-------- Data records --------

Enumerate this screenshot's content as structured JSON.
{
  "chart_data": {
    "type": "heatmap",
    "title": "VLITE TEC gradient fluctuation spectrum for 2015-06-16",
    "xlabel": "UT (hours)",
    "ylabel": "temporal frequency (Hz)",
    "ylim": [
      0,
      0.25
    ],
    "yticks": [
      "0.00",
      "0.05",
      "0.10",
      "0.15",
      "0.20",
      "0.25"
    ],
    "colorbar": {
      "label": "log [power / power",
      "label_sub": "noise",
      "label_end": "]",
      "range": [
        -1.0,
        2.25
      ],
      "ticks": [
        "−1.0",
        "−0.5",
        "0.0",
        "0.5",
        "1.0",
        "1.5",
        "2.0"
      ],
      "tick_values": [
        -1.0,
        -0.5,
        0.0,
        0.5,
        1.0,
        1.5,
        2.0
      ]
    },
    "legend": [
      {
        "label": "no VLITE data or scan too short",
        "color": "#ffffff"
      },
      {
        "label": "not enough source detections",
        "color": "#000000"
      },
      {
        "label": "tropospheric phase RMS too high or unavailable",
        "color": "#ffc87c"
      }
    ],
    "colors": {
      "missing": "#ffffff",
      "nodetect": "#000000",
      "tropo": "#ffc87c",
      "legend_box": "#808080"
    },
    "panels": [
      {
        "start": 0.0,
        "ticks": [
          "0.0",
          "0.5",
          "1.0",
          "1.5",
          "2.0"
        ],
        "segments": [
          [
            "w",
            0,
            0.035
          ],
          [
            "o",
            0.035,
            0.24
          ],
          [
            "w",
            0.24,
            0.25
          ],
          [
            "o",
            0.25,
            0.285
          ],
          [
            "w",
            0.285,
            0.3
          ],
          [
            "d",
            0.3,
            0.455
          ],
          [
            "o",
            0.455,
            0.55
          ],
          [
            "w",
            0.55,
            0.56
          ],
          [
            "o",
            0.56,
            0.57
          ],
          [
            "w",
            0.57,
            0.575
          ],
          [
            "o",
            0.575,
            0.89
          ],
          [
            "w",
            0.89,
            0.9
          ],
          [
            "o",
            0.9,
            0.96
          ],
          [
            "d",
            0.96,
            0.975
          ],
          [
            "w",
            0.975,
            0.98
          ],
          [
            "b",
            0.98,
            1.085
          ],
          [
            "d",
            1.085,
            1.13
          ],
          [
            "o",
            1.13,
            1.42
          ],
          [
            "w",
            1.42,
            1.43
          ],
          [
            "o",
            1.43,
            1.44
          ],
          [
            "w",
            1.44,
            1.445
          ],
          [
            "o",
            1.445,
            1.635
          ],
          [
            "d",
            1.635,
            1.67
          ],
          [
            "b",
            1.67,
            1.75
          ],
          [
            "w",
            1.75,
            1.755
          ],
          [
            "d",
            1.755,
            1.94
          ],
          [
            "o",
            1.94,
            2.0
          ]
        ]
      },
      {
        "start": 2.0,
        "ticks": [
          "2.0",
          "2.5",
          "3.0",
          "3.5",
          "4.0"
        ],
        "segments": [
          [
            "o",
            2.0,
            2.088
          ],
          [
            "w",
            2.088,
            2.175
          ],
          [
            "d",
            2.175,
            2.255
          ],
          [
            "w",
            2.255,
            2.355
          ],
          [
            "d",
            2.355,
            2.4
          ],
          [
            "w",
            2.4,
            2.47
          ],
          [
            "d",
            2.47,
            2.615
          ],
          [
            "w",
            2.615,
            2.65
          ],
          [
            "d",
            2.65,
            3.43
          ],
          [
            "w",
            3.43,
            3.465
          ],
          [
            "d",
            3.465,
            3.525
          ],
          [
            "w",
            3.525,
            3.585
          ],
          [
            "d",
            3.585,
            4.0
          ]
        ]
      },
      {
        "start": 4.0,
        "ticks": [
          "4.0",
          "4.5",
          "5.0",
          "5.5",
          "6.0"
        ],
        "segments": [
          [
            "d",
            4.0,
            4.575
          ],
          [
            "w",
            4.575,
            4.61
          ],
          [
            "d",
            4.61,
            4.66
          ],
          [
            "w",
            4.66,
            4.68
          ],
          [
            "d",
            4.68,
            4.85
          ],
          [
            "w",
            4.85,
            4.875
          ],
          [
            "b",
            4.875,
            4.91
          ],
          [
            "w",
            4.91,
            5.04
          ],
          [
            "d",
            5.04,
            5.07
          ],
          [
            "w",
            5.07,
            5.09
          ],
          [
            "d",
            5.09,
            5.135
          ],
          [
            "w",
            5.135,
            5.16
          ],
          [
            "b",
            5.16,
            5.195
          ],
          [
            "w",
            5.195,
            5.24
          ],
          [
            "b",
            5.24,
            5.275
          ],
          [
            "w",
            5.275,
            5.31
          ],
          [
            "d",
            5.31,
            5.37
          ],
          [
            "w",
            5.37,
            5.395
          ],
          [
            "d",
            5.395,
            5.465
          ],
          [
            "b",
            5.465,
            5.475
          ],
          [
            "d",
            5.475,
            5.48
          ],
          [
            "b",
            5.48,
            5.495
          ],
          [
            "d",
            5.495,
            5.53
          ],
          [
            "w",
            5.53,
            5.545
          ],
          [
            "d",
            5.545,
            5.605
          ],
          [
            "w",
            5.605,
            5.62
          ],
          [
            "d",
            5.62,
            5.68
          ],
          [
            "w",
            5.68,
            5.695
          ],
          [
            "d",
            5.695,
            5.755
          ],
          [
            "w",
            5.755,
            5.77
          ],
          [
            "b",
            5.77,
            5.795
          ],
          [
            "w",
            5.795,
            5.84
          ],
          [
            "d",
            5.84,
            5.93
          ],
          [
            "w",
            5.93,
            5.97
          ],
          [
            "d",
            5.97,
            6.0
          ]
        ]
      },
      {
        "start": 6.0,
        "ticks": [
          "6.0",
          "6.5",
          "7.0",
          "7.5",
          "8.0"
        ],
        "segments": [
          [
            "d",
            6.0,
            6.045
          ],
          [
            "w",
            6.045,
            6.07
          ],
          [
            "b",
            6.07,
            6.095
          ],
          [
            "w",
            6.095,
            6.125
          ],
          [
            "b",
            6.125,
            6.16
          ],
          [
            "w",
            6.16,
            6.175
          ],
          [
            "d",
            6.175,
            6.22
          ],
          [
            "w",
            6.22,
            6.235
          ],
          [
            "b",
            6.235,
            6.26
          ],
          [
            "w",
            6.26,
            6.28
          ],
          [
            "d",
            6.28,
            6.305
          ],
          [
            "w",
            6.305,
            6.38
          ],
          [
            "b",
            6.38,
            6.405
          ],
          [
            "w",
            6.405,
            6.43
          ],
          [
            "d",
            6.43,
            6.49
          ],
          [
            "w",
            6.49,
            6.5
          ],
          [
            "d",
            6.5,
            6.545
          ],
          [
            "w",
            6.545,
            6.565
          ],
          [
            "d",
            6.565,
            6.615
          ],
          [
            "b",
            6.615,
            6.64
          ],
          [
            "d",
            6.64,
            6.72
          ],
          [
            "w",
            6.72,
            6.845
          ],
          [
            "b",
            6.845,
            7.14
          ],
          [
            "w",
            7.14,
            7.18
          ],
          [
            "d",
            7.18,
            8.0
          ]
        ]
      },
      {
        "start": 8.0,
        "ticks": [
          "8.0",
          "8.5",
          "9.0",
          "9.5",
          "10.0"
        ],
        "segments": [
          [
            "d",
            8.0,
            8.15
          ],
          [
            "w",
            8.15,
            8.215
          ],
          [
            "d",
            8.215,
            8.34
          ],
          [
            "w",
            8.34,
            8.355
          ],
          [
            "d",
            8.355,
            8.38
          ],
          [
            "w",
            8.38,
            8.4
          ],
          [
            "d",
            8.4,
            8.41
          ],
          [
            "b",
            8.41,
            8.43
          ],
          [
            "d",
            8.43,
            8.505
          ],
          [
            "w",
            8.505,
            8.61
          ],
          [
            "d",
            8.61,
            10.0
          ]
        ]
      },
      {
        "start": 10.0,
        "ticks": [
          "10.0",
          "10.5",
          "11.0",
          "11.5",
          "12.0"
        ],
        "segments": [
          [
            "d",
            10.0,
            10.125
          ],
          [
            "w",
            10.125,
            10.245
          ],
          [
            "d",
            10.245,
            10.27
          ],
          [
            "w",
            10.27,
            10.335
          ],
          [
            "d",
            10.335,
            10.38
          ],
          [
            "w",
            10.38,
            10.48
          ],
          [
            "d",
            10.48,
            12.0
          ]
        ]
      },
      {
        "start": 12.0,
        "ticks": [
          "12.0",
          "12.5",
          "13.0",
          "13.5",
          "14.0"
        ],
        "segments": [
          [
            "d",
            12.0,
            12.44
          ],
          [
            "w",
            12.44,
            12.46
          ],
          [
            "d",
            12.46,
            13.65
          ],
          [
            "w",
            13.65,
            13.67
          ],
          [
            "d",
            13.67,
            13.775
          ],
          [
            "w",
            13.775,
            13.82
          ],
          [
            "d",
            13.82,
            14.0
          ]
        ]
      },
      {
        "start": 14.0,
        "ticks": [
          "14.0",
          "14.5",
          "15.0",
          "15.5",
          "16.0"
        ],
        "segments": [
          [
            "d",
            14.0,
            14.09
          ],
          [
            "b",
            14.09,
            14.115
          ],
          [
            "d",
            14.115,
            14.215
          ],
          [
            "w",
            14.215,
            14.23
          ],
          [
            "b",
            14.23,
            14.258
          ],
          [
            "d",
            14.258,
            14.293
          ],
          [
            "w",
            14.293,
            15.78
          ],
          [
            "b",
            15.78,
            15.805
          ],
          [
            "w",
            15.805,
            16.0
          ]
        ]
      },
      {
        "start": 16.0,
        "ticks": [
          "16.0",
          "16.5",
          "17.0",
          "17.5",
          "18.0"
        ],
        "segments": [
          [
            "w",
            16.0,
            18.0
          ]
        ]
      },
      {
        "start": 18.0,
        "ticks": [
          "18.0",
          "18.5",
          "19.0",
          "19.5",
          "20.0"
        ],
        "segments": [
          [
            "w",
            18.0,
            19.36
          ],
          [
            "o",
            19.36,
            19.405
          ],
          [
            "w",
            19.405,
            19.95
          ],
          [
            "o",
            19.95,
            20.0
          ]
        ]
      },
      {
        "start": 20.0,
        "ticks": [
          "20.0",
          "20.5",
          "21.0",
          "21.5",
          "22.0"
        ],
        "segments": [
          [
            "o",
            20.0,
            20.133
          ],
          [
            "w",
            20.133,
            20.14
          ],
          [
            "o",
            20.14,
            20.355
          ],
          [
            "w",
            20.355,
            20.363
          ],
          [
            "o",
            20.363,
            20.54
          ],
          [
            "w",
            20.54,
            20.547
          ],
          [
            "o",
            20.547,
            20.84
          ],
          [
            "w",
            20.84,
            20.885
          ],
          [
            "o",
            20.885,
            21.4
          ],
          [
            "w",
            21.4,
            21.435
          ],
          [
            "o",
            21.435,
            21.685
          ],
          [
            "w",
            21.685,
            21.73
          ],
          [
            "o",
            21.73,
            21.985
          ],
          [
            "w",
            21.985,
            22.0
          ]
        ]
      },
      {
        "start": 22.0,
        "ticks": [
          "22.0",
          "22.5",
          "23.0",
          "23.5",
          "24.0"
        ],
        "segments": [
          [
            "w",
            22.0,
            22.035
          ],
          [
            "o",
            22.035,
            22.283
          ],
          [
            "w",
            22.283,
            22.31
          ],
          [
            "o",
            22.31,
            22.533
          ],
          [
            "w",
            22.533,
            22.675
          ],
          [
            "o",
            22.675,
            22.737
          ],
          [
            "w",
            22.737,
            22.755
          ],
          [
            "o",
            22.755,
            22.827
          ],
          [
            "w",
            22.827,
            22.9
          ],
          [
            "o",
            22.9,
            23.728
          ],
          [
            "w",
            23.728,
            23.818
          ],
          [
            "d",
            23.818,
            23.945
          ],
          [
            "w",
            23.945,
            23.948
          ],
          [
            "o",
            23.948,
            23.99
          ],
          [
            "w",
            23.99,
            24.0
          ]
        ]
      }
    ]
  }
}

--------

**What you have to do**
Copy each line above that contains the word "start".

**Worked answer**
        "start": 0.0,
        "start": 2.0,
        "start": 4.0,
        "start": 6.0,
        "start": 8.0,
        "start": 10.0,
        "start": 12.0,
        "start": 14.0,
        "start": 16.0,
        "start": 18.0,
        "start": 20.0,
        "start": 22.0,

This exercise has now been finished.